>> begin LISTED ENTRIES

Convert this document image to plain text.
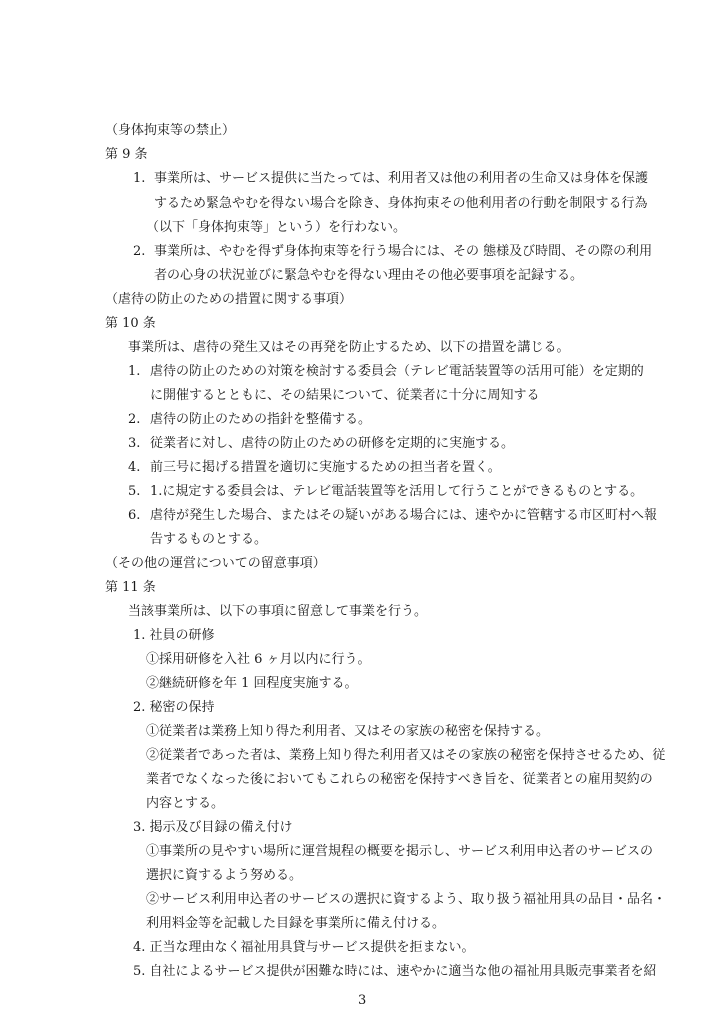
（身体拘束等の禁止）
第 9 条
1. 事業所は、サービス提供に当たっては、利用者又は他の利用者の生命又は身体を保護
するため緊急やむを得ない場合を除き、身体拘束その他利用者の行動を制限する行為
（以下「身体拘束等」という）を行わない。
2. 事業所は、やむを得ず身体拘束等を行う場合には、その 態様及び時間、その際の利用
者の心身の状況並びに緊急やむを得ない理由その他必要事項を記録する。
（虐待の防止のための措置に関する事項）
第 10 条
事業所は、虐待の発生又はその再発を防止するため、以下の措置を講じる。
1. 虐待の防止のための対策を検討する委員会（テレビ電話装置等の活用可能）を定期的
に開催するとともに、その結果について、従業者に十分に周知する
2. 虐待の防止のための指針を整備する。
3. 従業者に対し、虐待の防止のための研修を定期的に実施する。
4. 前三号に掲げる措置を適切に実施するための担当者を置く。
5. 1.に規定する委員会は、テレビ電話装置等を活用して行うことができるものとする。
6. 虐待が発生した場合、またはその疑いがある場合には、速やかに管轄する市区町村へ報
告するものとする。
（その他の運営についての留意事項）
第 11 条
当該事業所は、以下の事項に留意して事業を行う。
1. 社員の研修
①採用研修を入社 6 ヶ月以内に行う。
②継続研修を年 1 回程度実施する。
2. 秘密の保持
①従業者は業務上知り得た利用者、又はその家族の秘密を保持する。
②従業者であった者は、業務上知り得た利用者又はその家族の秘密を保持させるため、従
業者でなくなった後においてもこれらの秘密を保持すべき旨を、従業者との雇用契約の
内容とする。
3. 掲示及び目録の備え付け
①事業所の見やすい場所に運営規程の概要を掲示し、サービス利用申込者のサービスの
選択に資するよう努める。
②サービス利用申込者のサービスの選択に資するよう、取り扱う福祉用具の品目・品名・
利用料金等を記載した目録を事業所に備え付ける。
4. 正当な理由なく福祉用具貸与サービス提供を拒まない。
5. 自社によるサービス提供が困難な時には、速やかに適当な他の福祉用具販売事業者を紹
3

>> end LISTED ENTRIES

THE PROBLEM -
Copy the records exactly as they appear, excluding images.

RESULT FOR THIS TASK -
Convert this document image to plain text.
（身体拘束等の禁止）
第 9 条
1. 事業所は、サービス提供に当たっては、利用者又は他の利用者の生命又は身体を保護
するため緊急やむを得ない場合を除き、身体拘束その他利用者の行動を制限する行為
（以下「身体拘束等」という）を行わない。
2. 事業所は、やむを得ず身体拘束等を行う場合には、その 態様及び時間、その際の利用
者の心身の状況並びに緊急やむを得ない理由その他必要事項を記録する。
（虐待の防止のための措置に関する事項）
第 10 条
事業所は、虐待の発生又はその再発を防止するため、以下の措置を講じる。
1. 虐待の防止のための対策を検討する委員会（テレビ電話装置等の活用可能）を定期的
に開催するとともに、その結果について、従業者に十分に周知する
2. 虐待の防止のための指針を整備する。
3. 従業者に対し、虐待の防止のための研修を定期的に実施する。
4. 前三号に掲げる措置を適切に実施するための担当者を置く。
5. 1.に規定する委員会は、テレビ電話装置等を活用して行うことができるものとする。
6. 虐待が発生した場合、またはその疑いがある場合には、速やかに管轄する市区町村へ報
告するものとする。
（その他の運営についての留意事項）
第 11 条
当該事業所は、以下の事項に留意して事業を行う。
1. 社員の研修
①採用研修を入社 6 ヶ月以内に行う。
②継続研修を年 1 回程度実施する。
2. 秘密の保持
①従業者は業務上知り得た利用者、又はその家族の秘密を保持する。
②従業者であった者は、業務上知り得た利用者又はその家族の秘密を保持させるため、従
業者でなくなった後においてもこれらの秘密を保持すべき旨を、従業者との雇用契約の
内容とする。
3. 掲示及び目録の備え付け
①事業所の見やすい場所に運営規程の概要を掲示し、サービス利用申込者のサービスの
選択に資するよう努める。
②サービス利用申込者のサービスの選択に資するよう、取り扱う福祉用具の品目・品名・
利用料金等を記載した目録を事業所に備え付ける。
4. 正当な理由なく福祉用具貸与サービス提供を拒まない。
5. 自社によるサービス提供が困難な時には、速やかに適当な他の福祉用具販売事業者を紹
3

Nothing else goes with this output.